━━━ DATA EXTRACT
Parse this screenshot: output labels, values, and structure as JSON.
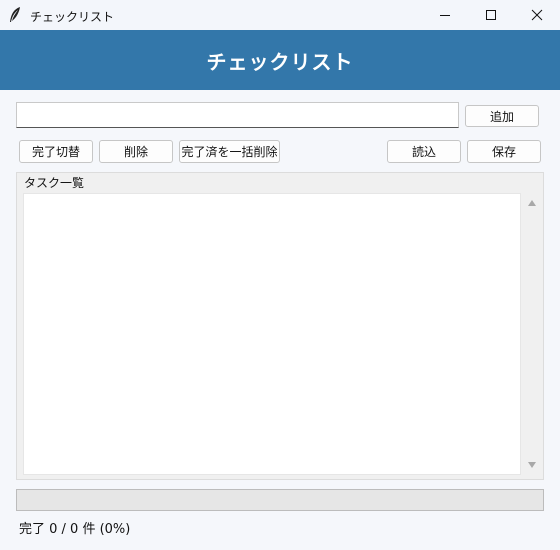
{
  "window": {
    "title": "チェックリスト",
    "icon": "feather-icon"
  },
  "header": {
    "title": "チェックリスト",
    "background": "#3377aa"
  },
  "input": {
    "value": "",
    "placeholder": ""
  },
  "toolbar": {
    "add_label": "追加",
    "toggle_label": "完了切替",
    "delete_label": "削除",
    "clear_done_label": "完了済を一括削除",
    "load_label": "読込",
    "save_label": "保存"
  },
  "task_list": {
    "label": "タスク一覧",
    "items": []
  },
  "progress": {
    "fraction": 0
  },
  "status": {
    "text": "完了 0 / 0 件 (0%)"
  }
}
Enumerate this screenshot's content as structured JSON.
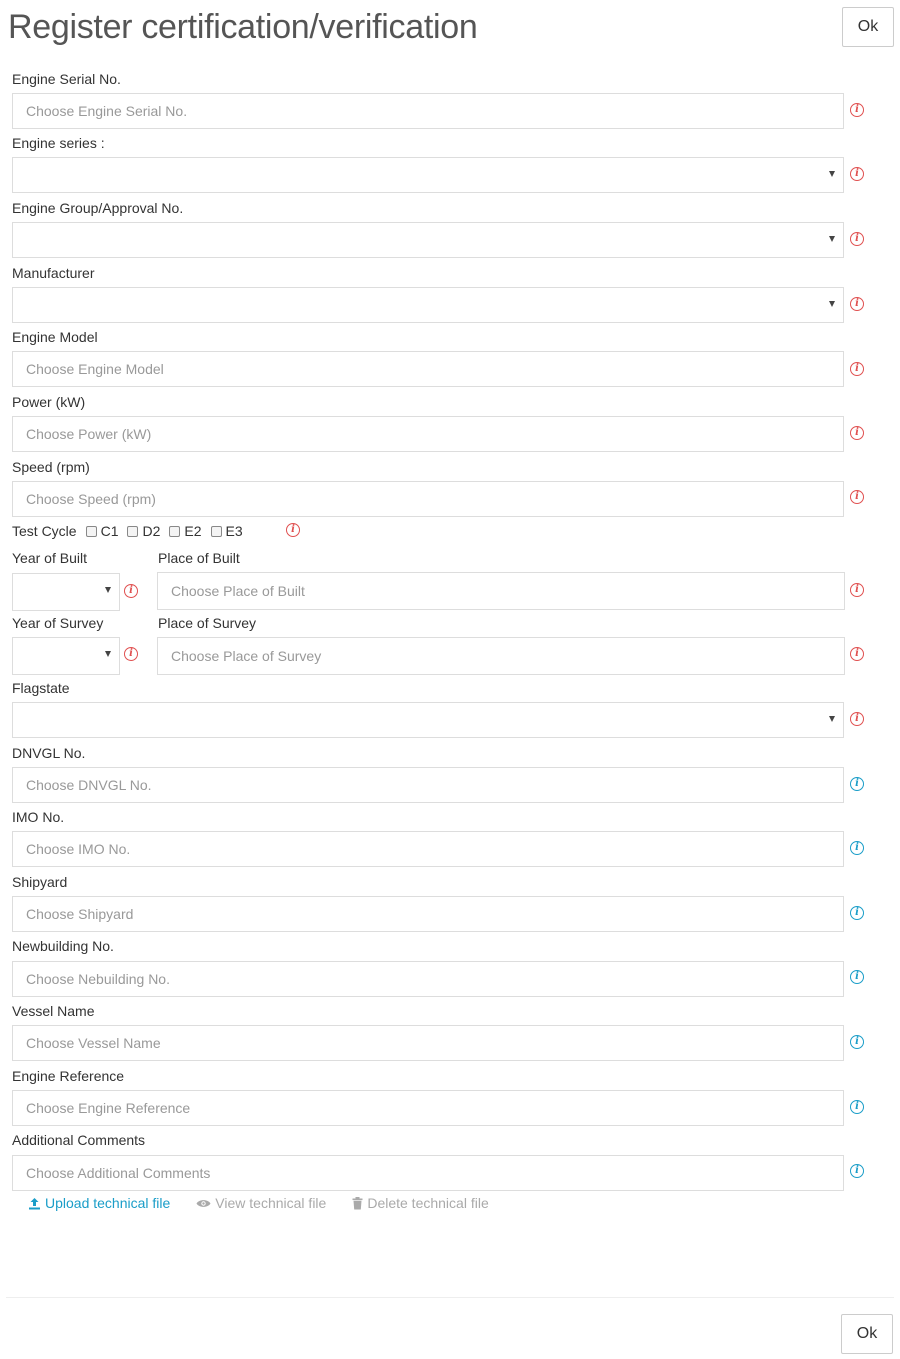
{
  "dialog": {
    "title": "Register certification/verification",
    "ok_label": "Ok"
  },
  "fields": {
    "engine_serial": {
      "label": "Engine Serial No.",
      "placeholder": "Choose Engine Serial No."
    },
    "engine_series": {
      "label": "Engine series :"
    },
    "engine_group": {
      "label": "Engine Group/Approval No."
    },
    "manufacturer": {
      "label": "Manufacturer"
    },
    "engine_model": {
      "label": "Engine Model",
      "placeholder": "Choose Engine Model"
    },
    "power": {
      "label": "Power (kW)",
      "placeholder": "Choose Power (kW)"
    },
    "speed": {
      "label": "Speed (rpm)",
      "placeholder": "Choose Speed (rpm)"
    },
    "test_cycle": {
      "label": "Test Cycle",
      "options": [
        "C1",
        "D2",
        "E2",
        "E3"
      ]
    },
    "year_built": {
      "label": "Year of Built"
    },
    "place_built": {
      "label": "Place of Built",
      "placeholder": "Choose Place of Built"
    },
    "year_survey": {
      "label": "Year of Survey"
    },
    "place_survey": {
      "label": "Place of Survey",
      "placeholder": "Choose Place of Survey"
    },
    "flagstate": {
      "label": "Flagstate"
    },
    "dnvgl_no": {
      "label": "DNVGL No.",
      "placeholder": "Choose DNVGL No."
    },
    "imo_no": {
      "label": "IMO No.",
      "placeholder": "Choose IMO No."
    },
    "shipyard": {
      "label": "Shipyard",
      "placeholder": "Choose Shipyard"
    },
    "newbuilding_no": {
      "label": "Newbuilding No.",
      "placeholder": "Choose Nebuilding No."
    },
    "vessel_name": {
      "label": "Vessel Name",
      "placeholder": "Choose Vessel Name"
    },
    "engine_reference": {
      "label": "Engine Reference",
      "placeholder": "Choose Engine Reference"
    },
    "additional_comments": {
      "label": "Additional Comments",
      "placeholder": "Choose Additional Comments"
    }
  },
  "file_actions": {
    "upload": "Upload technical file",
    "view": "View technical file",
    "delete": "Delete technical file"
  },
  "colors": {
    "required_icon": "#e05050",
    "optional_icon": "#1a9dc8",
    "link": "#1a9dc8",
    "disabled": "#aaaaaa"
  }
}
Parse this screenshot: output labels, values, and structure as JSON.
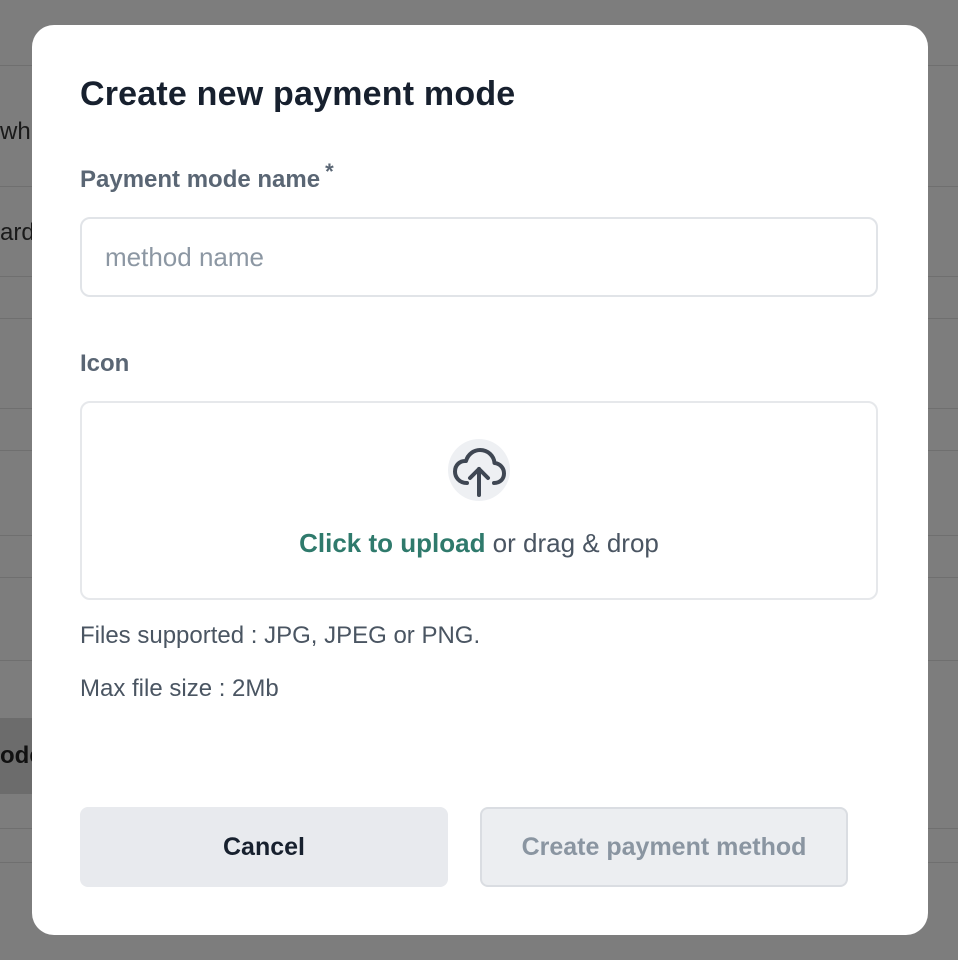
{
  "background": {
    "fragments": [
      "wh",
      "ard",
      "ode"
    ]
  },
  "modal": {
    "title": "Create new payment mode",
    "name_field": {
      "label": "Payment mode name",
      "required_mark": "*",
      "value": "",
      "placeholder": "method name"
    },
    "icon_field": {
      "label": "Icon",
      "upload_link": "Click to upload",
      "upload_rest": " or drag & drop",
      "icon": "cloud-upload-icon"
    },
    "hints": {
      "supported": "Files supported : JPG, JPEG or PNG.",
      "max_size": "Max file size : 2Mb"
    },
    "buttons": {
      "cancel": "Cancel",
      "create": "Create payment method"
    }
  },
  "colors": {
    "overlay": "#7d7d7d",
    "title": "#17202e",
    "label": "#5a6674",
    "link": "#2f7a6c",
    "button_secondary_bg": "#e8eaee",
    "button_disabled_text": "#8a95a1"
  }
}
━━━━━━
## TASK
Write the full listing out again with every line unchanged, but include no pictures.

## RIGHT ANSWER
Parse this screenshot: output labels, values, and structure as JSON.
{
  "window": {
    "title": "チェックリスト",
    "icon": "feather-icon"
  },
  "header": {
    "title": "チェックリスト",
    "background": "#3377aa"
  },
  "input": {
    "value": "",
    "placeholder": ""
  },
  "toolbar": {
    "add_label": "追加",
    "toggle_label": "完了切替",
    "delete_label": "削除",
    "clear_done_label": "完了済を一括削除",
    "load_label": "読込",
    "save_label": "保存"
  },
  "task_list": {
    "label": "タスク一覧",
    "items": []
  },
  "progress": {
    "fraction": 0
  },
  "status": {
    "text": "完了 0 / 0 件 (0%)"
  }
}
Enumerate this screenshot's content as structured JSON.
{
  "dialog": {
    "title": "Register certification/verification",
    "ok_label": "Ok"
  },
  "fields": {
    "engine_serial": {
      "label": "Engine Serial No.",
      "placeholder": "Choose Engine Serial No."
    },
    "engine_series": {
      "label": "Engine series :"
    },
    "engine_group": {
      "label": "Engine Group/Approval No."
    },
    "manufacturer": {
      "label": "Manufacturer"
    },
    "engine_model": {
      "label": "Engine Model",
      "placeholder": "Choose Engine Model"
    },
    "power": {
      "label": "Power (kW)",
      "placeholder": "Choose Power (kW)"
    },
    "speed": {
      "label": "Speed (rpm)",
      "placeholder": "Choose Speed (rpm)"
    },
    "test_cycle": {
      "label": "Test Cycle",
      "options": [
        "C1",
        "D2",
        "E2",
        "E3"
      ]
    },
    "year_built": {
      "label": "Year of Built"
    },
    "place_built": {
      "label": "Place of Built",
      "placeholder": "Choose Place of Built"
    },
    "year_survey": {
      "label": "Year of Survey"
    },
    "place_survey": {
      "label": "Place of Survey",
      "placeholder": "Choose Place of Survey"
    },
    "flagstate": {
      "label": "Flagstate"
    },
    "dnvgl_no": {
      "label": "DNVGL No.",
      "placeholder": "Choose DNVGL No."
    },
    "imo_no": {
      "label": "IMO No.",
      "placeholder": "Choose IMO No."
    },
    "shipyard": {
      "label": "Shipyard",
      "placeholder": "Choose Shipyard"
    },
    "newbuilding_no": {
      "label": "Newbuilding No.",
      "placeholder": "Choose Nebuilding No."
    },
    "vessel_name": {
      "label": "Vessel Name",
      "placeholder": "Choose Vessel Name"
    },
    "engine_reference": {
      "label": "Engine Reference",
      "placeholder": "Choose Engine Reference"
    },
    "additional_comments": {
      "label": "Additional Comments",
      "placeholder": "Choose Additional Comments"
    }
  },
  "file_actions": {
    "upload": "Upload technical file",
    "view": "View technical file",
    "delete": "Delete technical file"
  },
  "colors": {
    "required_icon": "#e05050",
    "optional_icon": "#1a9dc8",
    "link": "#1a9dc8",
    "disabled": "#aaaaaa"
  }
}
Parse this screenshot: output labels, values, and structure as JSON.
{
  "background": {
    "fragments": [
      "wh",
      "ard",
      "ode"
    ]
  },
  "modal": {
    "title": "Create new payment mode",
    "name_field": {
      "label": "Payment mode name",
      "required_mark": "*",
      "value": "",
      "placeholder": "method name"
    },
    "icon_field": {
      "label": "Icon",
      "upload_link": "Click to upload",
      "upload_rest": " or drag & drop",
      "icon": "cloud-upload-icon"
    },
    "hints": {
      "supported": "Files supported : JPG, JPEG or PNG.",
      "max_size": "Max file size : 2Mb"
    },
    "buttons": {
      "cancel": "Cancel",
      "create": "Create payment method"
    }
  },
  "colors": {
    "overlay": "#7d7d7d",
    "title": "#17202e",
    "label": "#5a6674",
    "link": "#2f7a6c",
    "button_secondary_bg": "#e8eaee",
    "button_disabled_text": "#8a95a1"
  }
}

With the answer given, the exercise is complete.